## What to work on
Filter these entries, keeping only lines that hold the word "icon".

*-*-*

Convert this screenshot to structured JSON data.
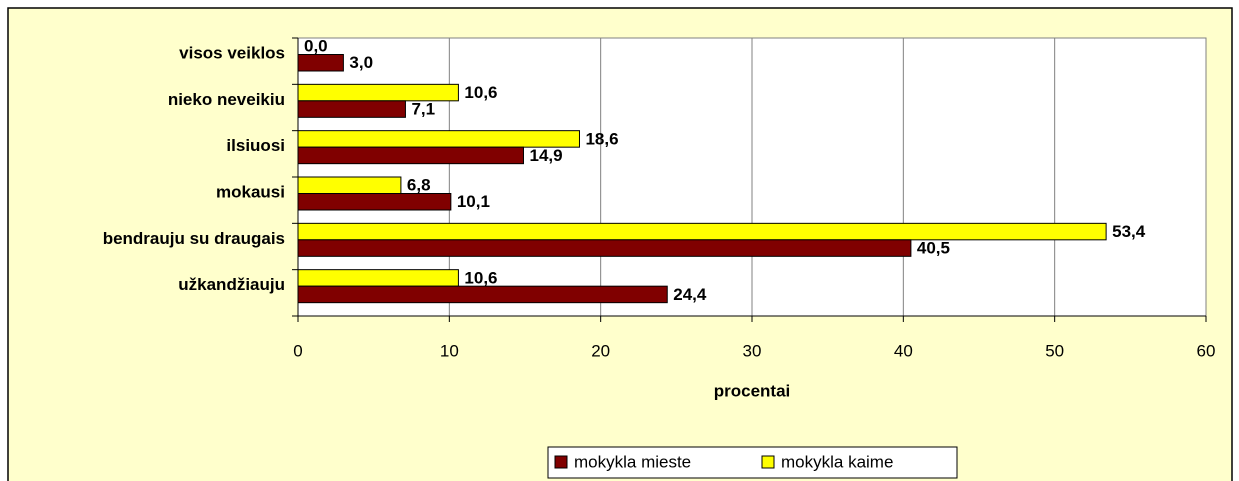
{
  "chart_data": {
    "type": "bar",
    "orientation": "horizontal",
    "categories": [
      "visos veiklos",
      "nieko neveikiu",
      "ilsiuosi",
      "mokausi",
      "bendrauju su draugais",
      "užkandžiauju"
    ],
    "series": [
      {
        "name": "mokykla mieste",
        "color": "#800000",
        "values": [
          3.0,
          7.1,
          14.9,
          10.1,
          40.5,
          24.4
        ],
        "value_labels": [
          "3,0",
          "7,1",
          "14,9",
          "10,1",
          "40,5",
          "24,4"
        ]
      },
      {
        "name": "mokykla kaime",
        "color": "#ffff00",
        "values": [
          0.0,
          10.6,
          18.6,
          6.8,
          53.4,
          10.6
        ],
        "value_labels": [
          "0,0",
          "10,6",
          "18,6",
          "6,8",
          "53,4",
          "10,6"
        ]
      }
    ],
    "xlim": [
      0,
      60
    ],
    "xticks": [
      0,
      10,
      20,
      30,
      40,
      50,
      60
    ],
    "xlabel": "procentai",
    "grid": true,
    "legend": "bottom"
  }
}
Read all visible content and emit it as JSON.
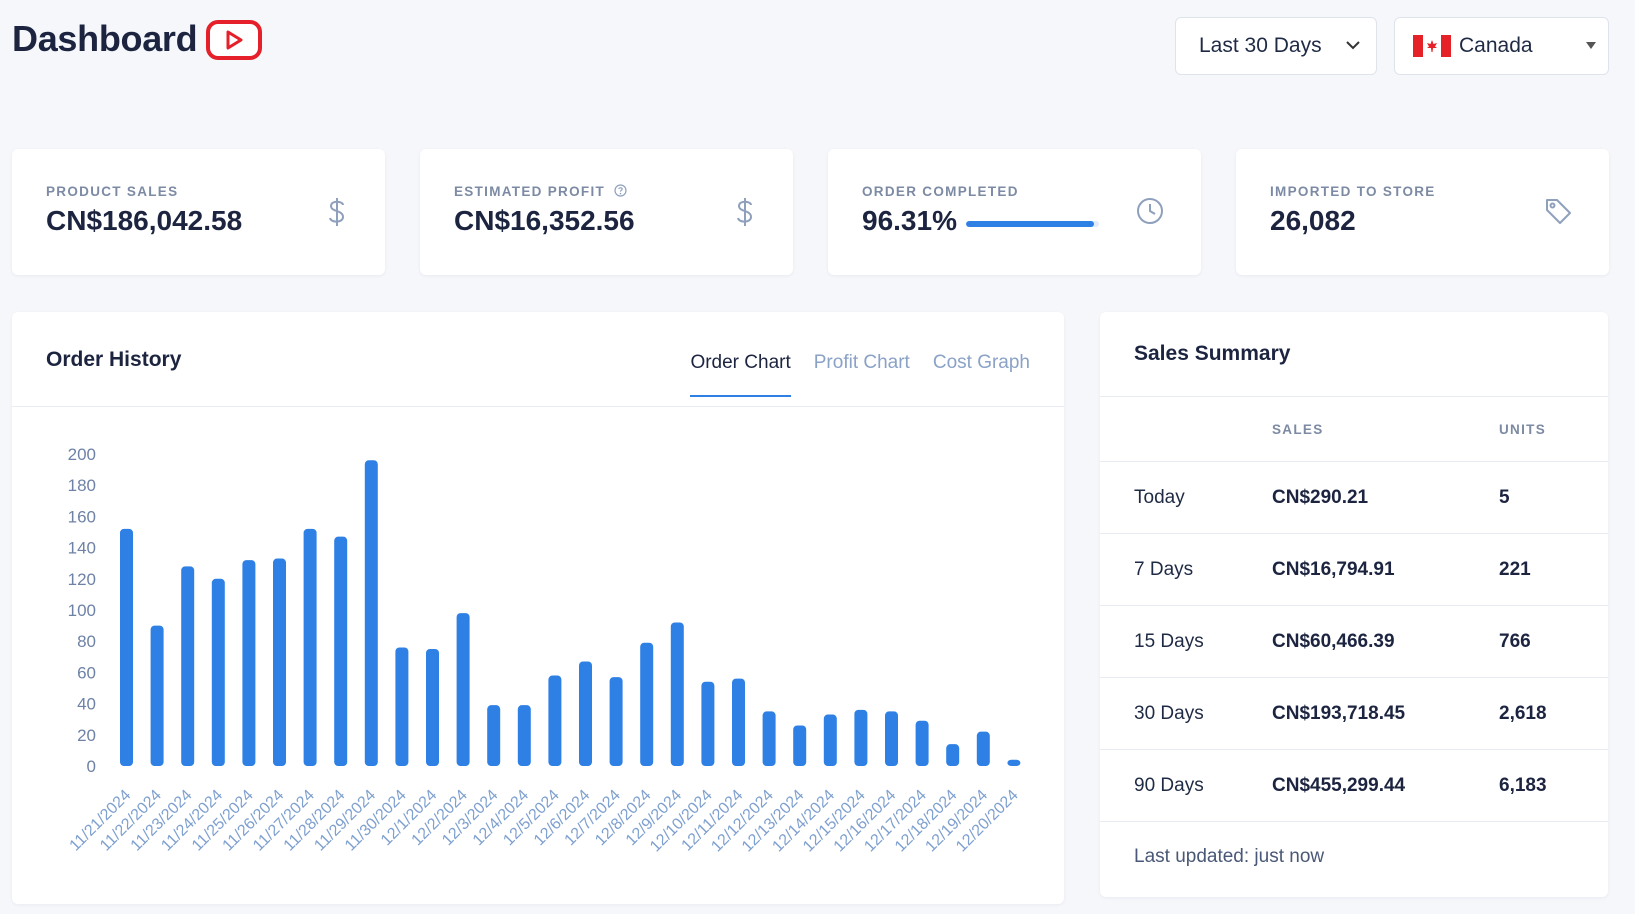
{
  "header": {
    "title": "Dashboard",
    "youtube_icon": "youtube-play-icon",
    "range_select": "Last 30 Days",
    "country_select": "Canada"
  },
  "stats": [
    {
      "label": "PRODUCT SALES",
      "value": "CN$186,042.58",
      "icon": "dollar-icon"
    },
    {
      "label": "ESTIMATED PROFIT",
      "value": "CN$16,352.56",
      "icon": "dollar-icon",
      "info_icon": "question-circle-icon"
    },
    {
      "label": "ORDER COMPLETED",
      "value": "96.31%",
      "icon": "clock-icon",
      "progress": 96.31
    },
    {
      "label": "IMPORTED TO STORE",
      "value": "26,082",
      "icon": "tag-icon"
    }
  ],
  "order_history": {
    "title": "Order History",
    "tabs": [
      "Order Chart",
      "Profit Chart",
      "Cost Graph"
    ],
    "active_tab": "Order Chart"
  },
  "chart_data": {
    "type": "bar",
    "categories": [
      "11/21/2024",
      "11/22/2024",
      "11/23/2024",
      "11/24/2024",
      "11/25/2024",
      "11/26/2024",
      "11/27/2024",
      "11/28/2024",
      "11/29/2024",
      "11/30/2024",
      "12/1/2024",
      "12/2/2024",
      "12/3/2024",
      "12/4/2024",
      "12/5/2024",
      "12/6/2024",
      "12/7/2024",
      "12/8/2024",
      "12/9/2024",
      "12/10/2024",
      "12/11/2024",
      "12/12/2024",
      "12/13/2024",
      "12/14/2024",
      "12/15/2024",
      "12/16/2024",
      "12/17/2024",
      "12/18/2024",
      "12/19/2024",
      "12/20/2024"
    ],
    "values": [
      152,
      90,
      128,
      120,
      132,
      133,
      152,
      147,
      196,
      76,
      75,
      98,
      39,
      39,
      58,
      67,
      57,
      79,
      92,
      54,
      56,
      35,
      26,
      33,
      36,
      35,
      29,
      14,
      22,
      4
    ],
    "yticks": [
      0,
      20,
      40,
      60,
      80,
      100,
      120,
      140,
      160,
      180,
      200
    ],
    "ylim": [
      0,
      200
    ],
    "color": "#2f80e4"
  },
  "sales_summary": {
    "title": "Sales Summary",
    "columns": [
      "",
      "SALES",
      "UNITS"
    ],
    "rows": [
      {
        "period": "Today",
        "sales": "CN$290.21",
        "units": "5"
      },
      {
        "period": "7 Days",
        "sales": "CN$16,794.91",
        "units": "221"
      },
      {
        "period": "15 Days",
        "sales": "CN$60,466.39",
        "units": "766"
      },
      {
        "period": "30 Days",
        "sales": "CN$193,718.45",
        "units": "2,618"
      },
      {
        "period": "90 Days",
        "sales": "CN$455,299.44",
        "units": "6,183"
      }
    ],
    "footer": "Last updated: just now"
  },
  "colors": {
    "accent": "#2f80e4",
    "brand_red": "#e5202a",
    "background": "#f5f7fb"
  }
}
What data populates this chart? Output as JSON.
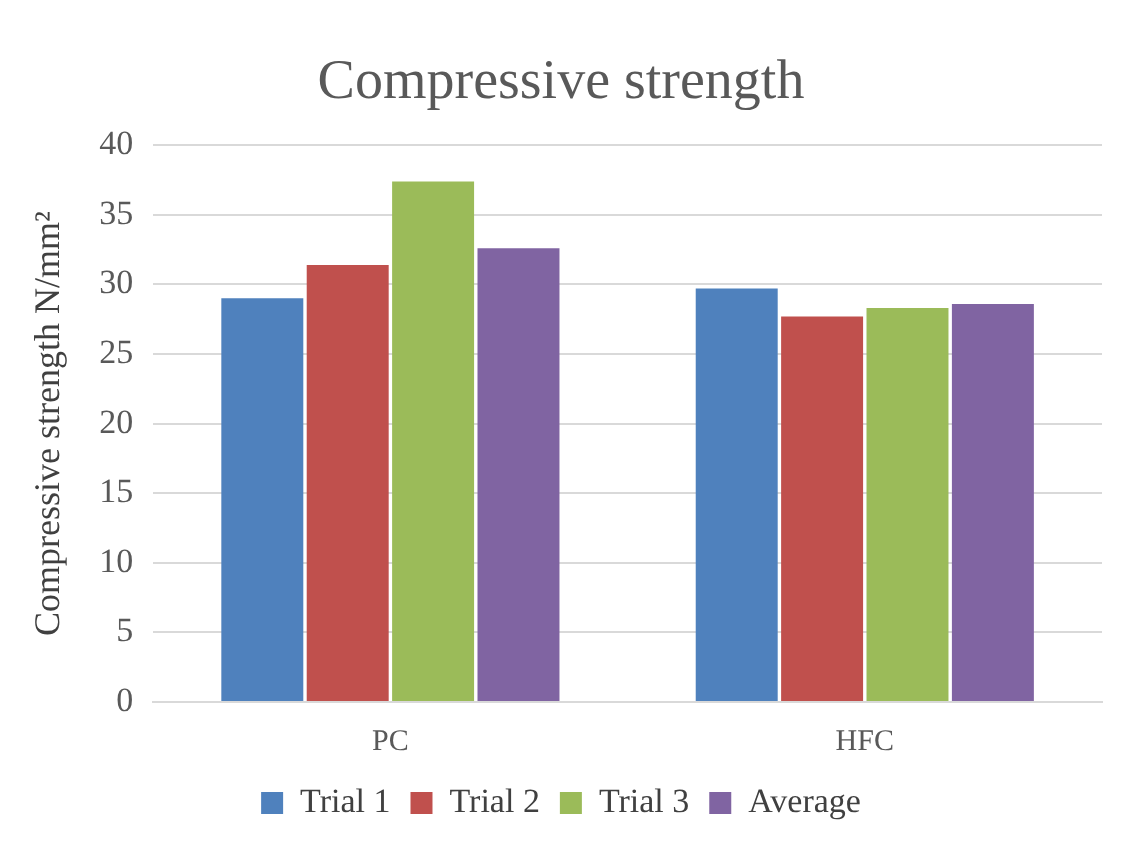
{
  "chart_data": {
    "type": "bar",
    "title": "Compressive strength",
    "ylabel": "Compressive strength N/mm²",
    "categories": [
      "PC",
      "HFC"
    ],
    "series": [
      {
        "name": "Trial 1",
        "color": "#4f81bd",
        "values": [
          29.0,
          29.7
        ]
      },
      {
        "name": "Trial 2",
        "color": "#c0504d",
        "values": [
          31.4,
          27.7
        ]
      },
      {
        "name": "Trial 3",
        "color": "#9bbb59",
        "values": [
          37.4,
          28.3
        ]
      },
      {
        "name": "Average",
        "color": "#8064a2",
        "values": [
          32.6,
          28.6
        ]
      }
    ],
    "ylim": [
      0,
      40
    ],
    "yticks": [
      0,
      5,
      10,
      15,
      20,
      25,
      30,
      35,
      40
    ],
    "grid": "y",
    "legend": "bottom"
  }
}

*-*-*

## Reply to the task
    "youtube_icon": "youtube-play-icon",
      "icon": "dollar-icon"
      "icon": "dollar-icon",
      "info_icon": "question-circle-icon"
      "icon": "clock-icon",
      "icon": "tag-icon"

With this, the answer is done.